▶ Task prompt:
Update the rows from the start through the line that contains "document-page <box>24 28 594 626</box>", replacing "document-header" with "page-header" and keeping everything else the same. Return only those rows.

[BEGIN Data lines]

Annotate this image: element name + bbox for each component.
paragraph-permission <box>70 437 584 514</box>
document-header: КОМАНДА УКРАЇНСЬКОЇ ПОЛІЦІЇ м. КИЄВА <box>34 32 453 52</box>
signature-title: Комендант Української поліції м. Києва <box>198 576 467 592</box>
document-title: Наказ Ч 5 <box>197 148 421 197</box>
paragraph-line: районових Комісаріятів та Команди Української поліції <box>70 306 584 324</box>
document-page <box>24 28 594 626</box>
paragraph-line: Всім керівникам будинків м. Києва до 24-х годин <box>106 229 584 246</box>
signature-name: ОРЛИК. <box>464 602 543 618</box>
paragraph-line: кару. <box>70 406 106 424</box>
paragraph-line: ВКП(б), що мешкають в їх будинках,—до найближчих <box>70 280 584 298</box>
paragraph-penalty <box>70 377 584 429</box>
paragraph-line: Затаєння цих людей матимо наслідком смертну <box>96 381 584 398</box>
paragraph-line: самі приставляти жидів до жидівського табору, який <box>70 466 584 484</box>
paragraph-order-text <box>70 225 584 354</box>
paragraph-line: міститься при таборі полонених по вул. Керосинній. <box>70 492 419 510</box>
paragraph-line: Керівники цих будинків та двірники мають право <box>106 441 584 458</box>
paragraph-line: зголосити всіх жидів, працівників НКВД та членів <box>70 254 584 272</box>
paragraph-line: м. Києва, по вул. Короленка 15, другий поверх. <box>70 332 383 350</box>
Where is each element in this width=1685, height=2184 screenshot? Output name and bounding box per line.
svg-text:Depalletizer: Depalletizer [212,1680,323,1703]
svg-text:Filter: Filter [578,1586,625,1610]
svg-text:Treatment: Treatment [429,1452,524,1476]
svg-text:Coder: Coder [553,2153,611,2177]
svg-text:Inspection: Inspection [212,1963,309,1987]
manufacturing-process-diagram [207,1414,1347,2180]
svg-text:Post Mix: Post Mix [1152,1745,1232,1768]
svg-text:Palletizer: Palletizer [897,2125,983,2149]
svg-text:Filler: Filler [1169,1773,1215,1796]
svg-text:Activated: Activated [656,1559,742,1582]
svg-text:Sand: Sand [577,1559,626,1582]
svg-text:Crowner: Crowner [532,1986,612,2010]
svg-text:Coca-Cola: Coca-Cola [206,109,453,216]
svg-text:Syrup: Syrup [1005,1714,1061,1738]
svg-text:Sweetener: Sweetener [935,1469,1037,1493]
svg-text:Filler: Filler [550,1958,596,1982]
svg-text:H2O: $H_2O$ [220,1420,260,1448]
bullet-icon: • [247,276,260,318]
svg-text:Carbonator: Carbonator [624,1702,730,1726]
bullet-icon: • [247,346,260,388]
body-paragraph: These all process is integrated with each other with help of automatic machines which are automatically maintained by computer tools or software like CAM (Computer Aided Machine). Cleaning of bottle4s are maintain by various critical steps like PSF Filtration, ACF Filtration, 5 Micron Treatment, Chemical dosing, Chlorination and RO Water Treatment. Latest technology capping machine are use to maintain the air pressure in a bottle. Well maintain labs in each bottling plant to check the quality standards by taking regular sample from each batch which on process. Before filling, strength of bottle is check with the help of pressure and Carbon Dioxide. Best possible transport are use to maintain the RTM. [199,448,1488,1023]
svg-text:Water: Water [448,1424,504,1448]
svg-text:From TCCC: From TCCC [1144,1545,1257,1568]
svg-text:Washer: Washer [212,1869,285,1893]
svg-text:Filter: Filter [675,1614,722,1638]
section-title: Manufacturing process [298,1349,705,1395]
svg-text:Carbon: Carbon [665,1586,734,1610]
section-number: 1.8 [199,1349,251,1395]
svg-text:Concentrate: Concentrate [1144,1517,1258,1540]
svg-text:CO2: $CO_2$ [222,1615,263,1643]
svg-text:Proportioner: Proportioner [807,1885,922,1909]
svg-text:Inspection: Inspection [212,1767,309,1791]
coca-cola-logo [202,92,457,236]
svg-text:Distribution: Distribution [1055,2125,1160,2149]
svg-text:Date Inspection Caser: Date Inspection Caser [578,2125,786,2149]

[END Data lines]

▶ Written solution:
Annotate this image: element name + bbox for each component.
paragraph-permission <box>70 437 584 514</box>
page-header: КОМАНДА УКРАЇНСЬКОЇ ПОЛІЦІЇ м. КИЄВА <box>34 32 453 52</box>
signature-title: Комендант Української поліції м. Києва <box>198 576 467 592</box>
document-title: Наказ Ч 5 <box>197 148 421 197</box>
paragraph-line: районових Комісаріятів та Команди Української поліції <box>70 306 584 324</box>
document-page <box>24 28 594 626</box>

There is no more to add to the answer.